*Set task*: Copy the data word for word, keeping every line.

======== Given records ========

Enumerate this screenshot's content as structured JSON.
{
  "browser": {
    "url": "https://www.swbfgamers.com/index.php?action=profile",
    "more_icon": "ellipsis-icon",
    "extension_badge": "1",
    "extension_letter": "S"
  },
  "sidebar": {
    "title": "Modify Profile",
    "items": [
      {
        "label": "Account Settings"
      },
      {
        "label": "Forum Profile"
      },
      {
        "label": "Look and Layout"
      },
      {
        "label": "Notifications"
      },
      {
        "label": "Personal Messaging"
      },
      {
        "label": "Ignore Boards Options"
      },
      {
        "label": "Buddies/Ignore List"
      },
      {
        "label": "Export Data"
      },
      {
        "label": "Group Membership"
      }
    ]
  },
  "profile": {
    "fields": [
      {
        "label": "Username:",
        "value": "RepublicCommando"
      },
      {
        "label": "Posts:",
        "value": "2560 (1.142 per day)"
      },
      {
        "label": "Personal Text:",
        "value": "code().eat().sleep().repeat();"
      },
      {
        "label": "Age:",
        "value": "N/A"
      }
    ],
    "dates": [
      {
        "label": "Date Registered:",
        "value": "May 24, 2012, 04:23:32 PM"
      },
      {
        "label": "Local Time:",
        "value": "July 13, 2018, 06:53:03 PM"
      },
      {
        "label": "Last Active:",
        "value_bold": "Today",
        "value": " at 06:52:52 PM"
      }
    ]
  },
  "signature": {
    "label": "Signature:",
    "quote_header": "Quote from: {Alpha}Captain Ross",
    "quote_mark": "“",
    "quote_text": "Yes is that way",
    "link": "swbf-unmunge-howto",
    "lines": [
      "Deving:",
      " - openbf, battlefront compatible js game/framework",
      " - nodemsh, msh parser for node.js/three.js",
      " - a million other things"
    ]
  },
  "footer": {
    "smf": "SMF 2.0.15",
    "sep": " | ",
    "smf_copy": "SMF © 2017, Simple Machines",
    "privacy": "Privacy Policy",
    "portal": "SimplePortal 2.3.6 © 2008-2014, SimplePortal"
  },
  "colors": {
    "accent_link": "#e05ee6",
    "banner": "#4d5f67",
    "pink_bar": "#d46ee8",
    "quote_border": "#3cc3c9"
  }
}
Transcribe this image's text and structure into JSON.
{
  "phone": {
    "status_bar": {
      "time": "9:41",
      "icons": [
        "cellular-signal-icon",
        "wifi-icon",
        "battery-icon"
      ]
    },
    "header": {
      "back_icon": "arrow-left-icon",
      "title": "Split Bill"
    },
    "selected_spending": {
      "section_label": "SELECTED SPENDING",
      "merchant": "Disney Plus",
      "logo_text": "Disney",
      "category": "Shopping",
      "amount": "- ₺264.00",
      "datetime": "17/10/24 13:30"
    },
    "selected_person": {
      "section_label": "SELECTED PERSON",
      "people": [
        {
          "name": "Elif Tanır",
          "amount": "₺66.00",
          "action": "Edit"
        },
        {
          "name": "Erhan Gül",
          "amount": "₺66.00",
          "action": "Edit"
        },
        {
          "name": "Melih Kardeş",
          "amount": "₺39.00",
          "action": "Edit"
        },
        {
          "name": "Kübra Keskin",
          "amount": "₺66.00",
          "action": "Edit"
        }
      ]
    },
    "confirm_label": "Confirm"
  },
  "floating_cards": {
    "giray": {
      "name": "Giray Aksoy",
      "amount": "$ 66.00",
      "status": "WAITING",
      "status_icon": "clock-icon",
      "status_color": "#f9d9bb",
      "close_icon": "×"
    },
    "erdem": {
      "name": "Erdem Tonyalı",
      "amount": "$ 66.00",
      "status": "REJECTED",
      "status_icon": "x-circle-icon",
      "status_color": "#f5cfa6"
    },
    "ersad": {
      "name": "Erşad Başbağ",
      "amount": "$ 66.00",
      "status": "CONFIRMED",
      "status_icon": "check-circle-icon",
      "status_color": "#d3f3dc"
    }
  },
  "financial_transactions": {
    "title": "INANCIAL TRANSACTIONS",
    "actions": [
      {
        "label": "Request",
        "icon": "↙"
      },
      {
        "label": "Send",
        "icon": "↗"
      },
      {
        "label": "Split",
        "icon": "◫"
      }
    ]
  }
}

========

*The output*:
Enumerate this screenshot's content as structured JSON.
{
  "browser": {
    "url": "https://www.swbfgamers.com/index.php?action=profile",
    "more_icon": "ellipsis-icon",
    "extension_badge": "1",
    "extension_letter": "S"
  },
  "sidebar": {
    "title": "Modify Profile",
    "items": [
      {
        "label": "Account Settings"
      },
      {
        "label": "Forum Profile"
      },
      {
        "label": "Look and Layout"
      },
      {
        "label": "Notifications"
      },
      {
        "label": "Personal Messaging"
      },
      {
        "label": "Ignore Boards Options"
      },
      {
        "label": "Buddies/Ignore List"
      },
      {
        "label": "Export Data"
      },
      {
        "label": "Group Membership"
      }
    ]
  },
  "profile": {
    "fields": [
      {
        "label": "Username:",
        "value": "RepublicCommando"
      },
      {
        "label": "Posts:",
        "value": "2560 (1.142 per day)"
      },
      {
        "label": "Personal Text:",
        "value": "code().eat().sleep().repeat();"
      },
      {
        "label": "Age:",
        "value": "N/A"
      }
    ],
    "dates": [
      {
        "label": "Date Registered:",
        "value": "May 24, 2012, 04:23:32 PM"
      },
      {
        "label": "Local Time:",
        "value": "July 13, 2018, 06:53:03 PM"
      },
      {
        "label": "Last Active:",
        "value_bold": "Today",
        "value": " at 06:52:52 PM"
      }
    ]
  },
  "signature": {
    "label": "Signature:",
    "quote_header": "Quote from: {Alpha}Captain Ross",
    "quote_mark": "“",
    "quote_text": "Yes is that way",
    "link": "swbf-unmunge-howto",
    "lines": [
      "Deving:",
      " - openbf, battlefront compatible js game/framework",
      " - nodemsh, msh parser for node.js/three.js",
      " - a million other things"
    ]
  },
  "footer": {
    "smf": "SMF 2.0.15",
    "sep": " | ",
    "smf_copy": "SMF © 2017, Simple Machines",
    "privacy": "Privacy Policy",
    "portal": "SimplePortal 2.3.6 © 2008-2014, SimplePortal"
  },
  "colors": {
    "accent_link": "#e05ee6",
    "banner": "#4d5f67",
    "pink_bar": "#d46ee8",
    "quote_border": "#3cc3c9"
  }
}
Transcribe this image's text and structure into JSON.
{
  "phone": {
    "status_bar": {
      "time": "9:41",
      "icons": [
        "cellular-signal-icon",
        "wifi-icon",
        "battery-icon"
      ]
    },
    "header": {
      "back_icon": "arrow-left-icon",
      "title": "Split Bill"
    },
    "selected_spending": {
      "section_label": "SELECTED SPENDING",
      "merchant": "Disney Plus",
      "logo_text": "Disney",
      "category": "Shopping",
      "amount": "- ₺264.00",
      "datetime": "17/10/24 13:30"
    },
    "selected_person": {
      "section_label": "SELECTED PERSON",
      "people": [
        {
          "name": "Elif Tanır",
          "amount": "₺66.00",
          "action": "Edit"
        },
        {
          "name": "Erhan Gül",
          "amount": "₺66.00",
          "action": "Edit"
        },
        {
          "name": "Melih Kardeş",
          "amount": "₺39.00",
          "action": "Edit"
        },
        {
          "name": "Kübra Keskin",
          "amount": "₺66.00",
          "action": "Edit"
        }
      ]
    },
    "confirm_label": "Confirm"
  },
  "floating_cards": {
    "giray": {
      "name": "Giray Aksoy",
      "amount": "$ 66.00",
      "status": "WAITING",
      "status_icon": "clock-icon",
      "status_color": "#f9d9bb",
      "close_icon": "×"
    },
    "erdem": {
      "name": "Erdem Tonyalı",
      "amount": "$ 66.00",
      "status": "REJECTED",
      "status_icon": "x-circle-icon",
      "status_color": "#f5cfa6"
    },
    "ersad": {
      "name": "Erşad Başbağ",
      "amount": "$ 66.00",
      "status": "CONFIRMED",
      "status_icon": "check-circle-icon",
      "status_color": "#d3f3dc"
    }
  },
  "financial_transactions": {
    "title": "INANCIAL TRANSACTIONS",
    "actions": [
      {
        "label": "Request",
        "icon": "↙"
      },
      {
        "label": "Send",
        "icon": "↗"
      },
      {
        "label": "Split",
        "icon": "◫"
      }
    ]
  }
}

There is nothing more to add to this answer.